- Task description
Your task is to tally the lines of the listing containing the word "segments" and report the figure alone.

──────────────────────────────

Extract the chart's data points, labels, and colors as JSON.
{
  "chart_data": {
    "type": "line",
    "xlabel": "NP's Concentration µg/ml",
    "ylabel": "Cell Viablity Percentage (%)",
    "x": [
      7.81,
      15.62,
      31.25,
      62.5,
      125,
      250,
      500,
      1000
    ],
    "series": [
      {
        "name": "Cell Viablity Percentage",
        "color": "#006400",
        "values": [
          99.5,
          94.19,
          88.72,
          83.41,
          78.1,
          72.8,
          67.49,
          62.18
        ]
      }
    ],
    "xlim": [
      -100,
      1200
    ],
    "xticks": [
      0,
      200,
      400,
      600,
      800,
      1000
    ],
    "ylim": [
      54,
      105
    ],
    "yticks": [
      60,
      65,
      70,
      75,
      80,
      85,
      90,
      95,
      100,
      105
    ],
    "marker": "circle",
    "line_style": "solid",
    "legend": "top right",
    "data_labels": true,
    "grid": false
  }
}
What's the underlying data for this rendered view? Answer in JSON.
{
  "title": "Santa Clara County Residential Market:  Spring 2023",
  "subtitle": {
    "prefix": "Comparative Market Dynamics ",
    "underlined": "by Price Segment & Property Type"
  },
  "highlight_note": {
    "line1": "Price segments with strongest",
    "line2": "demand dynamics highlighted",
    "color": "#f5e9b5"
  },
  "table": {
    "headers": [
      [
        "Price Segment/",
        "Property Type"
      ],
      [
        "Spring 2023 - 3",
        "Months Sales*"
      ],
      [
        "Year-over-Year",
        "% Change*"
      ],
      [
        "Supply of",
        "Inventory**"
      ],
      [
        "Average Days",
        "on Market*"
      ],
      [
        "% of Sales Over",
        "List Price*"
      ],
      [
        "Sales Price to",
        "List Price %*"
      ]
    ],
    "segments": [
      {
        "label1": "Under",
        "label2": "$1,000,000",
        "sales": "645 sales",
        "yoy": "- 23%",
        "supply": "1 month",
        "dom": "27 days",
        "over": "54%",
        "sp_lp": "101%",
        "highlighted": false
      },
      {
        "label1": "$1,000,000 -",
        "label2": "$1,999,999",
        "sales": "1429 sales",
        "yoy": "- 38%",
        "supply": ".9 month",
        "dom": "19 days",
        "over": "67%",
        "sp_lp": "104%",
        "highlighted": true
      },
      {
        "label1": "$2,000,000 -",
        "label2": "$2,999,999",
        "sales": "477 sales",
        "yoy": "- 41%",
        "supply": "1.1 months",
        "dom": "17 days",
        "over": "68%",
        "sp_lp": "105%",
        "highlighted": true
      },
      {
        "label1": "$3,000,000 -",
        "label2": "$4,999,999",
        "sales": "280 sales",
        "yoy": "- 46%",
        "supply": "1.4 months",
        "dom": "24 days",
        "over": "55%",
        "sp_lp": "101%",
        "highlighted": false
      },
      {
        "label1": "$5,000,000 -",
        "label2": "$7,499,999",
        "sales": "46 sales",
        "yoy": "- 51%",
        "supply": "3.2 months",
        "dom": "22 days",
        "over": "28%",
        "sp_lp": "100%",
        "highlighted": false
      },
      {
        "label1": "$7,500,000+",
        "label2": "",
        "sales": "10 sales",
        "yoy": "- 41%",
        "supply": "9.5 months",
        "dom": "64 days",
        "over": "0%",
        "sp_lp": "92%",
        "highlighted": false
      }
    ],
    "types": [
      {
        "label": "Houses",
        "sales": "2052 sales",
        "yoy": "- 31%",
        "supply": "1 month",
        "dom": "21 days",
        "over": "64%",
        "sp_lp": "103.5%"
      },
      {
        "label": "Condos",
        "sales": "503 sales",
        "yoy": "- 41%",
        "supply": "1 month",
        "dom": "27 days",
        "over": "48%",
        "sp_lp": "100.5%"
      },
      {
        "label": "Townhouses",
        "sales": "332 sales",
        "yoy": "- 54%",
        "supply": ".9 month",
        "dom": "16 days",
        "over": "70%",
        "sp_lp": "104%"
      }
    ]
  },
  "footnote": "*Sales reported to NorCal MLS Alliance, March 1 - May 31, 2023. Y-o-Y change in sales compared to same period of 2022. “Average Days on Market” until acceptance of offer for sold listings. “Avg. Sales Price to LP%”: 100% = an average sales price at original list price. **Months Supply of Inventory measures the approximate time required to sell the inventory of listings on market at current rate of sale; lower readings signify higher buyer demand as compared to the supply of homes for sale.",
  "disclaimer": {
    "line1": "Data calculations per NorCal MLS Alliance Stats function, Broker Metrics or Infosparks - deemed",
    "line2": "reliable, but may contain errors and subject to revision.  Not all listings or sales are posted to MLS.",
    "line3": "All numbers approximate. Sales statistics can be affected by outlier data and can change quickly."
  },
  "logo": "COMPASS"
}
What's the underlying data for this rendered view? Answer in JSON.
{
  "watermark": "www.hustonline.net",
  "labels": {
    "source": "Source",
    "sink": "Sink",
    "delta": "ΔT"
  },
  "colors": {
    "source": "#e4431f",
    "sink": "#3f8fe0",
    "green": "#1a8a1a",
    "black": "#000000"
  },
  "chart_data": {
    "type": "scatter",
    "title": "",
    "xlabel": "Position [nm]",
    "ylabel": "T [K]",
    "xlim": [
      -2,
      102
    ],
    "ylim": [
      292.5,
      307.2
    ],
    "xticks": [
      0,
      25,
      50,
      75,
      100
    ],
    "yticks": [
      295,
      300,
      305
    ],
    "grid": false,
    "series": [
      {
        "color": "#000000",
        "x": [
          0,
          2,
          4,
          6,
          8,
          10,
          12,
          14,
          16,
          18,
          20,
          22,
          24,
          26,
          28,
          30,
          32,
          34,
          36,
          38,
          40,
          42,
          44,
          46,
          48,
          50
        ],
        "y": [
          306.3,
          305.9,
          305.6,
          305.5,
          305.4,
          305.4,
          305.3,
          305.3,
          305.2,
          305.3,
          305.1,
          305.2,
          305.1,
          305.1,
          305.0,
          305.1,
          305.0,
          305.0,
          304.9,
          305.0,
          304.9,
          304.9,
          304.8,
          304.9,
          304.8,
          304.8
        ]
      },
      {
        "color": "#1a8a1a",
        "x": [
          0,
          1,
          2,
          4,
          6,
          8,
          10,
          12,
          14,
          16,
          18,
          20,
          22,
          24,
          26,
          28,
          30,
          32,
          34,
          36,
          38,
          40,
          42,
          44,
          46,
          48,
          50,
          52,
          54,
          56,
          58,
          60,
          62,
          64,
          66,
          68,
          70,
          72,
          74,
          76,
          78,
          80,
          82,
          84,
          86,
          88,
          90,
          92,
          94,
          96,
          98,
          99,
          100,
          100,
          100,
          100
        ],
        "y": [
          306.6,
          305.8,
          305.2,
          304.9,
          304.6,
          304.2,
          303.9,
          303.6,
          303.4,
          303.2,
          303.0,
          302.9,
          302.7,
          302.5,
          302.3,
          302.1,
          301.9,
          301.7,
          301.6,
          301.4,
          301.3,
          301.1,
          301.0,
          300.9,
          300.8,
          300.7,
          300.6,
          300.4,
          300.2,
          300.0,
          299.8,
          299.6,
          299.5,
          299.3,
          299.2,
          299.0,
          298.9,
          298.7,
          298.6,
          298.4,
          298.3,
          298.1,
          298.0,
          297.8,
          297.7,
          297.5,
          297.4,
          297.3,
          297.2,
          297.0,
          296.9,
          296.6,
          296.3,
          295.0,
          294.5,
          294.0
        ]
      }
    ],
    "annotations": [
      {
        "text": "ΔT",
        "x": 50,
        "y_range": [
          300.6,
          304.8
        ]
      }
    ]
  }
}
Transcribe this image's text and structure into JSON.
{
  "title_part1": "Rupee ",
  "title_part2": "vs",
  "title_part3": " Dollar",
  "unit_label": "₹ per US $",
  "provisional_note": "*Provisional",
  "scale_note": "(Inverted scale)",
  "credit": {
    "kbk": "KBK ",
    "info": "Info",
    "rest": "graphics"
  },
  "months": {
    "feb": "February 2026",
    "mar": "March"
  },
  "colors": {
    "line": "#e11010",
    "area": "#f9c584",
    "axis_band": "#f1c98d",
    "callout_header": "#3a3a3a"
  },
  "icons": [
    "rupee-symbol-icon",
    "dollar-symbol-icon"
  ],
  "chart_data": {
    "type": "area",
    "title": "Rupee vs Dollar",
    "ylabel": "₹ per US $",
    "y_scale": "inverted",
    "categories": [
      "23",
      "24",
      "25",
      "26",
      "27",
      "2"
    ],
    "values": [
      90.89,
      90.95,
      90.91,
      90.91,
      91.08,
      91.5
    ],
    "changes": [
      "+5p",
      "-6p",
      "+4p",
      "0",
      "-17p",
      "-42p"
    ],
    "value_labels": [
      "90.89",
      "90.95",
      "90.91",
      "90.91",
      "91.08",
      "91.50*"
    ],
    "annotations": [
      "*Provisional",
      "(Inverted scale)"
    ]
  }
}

──────────────────────────────

- Task result
2